▶ **The request**
Repeat the entire listing exactly as written.

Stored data

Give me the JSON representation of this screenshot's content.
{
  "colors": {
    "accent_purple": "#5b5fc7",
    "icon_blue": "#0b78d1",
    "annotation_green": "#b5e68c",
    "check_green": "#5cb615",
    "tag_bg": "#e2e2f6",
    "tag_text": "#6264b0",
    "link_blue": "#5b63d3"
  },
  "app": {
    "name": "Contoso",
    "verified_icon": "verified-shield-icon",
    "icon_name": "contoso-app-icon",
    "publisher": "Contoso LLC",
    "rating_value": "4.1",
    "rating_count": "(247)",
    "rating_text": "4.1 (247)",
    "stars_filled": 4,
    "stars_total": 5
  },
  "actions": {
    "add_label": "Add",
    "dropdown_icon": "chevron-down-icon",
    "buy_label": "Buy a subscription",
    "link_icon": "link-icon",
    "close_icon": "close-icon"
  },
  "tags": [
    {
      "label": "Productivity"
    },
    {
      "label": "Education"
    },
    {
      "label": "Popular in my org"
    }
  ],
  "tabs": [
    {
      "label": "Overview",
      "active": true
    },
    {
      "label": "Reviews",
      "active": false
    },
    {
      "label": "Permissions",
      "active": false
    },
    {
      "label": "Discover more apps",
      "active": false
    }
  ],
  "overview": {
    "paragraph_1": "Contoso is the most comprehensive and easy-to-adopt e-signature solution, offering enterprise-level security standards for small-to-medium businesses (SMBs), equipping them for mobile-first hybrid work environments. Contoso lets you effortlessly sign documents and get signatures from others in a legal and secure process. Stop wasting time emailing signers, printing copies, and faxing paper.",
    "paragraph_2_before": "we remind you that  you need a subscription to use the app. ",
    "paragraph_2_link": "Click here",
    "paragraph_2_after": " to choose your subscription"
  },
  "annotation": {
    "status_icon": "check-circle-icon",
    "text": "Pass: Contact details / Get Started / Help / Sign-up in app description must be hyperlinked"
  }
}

▶ **Written reply**
Give me the JSON representation of this screenshot's content.
{
  "colors": {
    "accent_purple": "#5b5fc7",
    "icon_blue": "#0b78d1",
    "annotation_green": "#b5e68c",
    "check_green": "#5cb615",
    "tag_bg": "#e2e2f6",
    "tag_text": "#6264b0",
    "link_blue": "#5b63d3"
  },
  "app": {
    "name": "Contoso",
    "verified_icon": "verified-shield-icon",
    "icon_name": "contoso-app-icon",
    "publisher": "Contoso LLC",
    "rating_value": "4.1",
    "rating_count": "(247)",
    "rating_text": "4.1 (247)",
    "stars_filled": 4,
    "stars_total": 5
  },
  "actions": {
    "add_label": "Add",
    "dropdown_icon": "chevron-down-icon",
    "buy_label": "Buy a subscription",
    "link_icon": "link-icon",
    "close_icon": "close-icon"
  },
  "tags": [
    {
      "label": "Productivity"
    },
    {
      "label": "Education"
    },
    {
      "label": "Popular in my org"
    }
  ],
  "tabs": [
    {
      "label": "Overview",
      "active": true
    },
    {
      "label": "Reviews",
      "active": false
    },
    {
      "label": "Permissions",
      "active": false
    },
    {
      "label": "Discover more apps",
      "active": false
    }
  ],
  "overview": {
    "paragraph_1": "Contoso is the most comprehensive and easy-to-adopt e-signature solution, offering enterprise-level security standards for small-to-medium businesses (SMBs), equipping them for mobile-first hybrid work environments. Contoso lets you effortlessly sign documents and get signatures from others in a legal and secure process. Stop wasting time emailing signers, printing copies, and faxing paper.",
    "paragraph_2_before": "we remind you that  you need a subscription to use the app. ",
    "paragraph_2_link": "Click here",
    "paragraph_2_after": " to choose your subscription"
  },
  "annotation": {
    "status_icon": "check-circle-icon",
    "text": "Pass: Contact details / Get Started / Help / Sign-up in app description must be hyperlinked"
  }
}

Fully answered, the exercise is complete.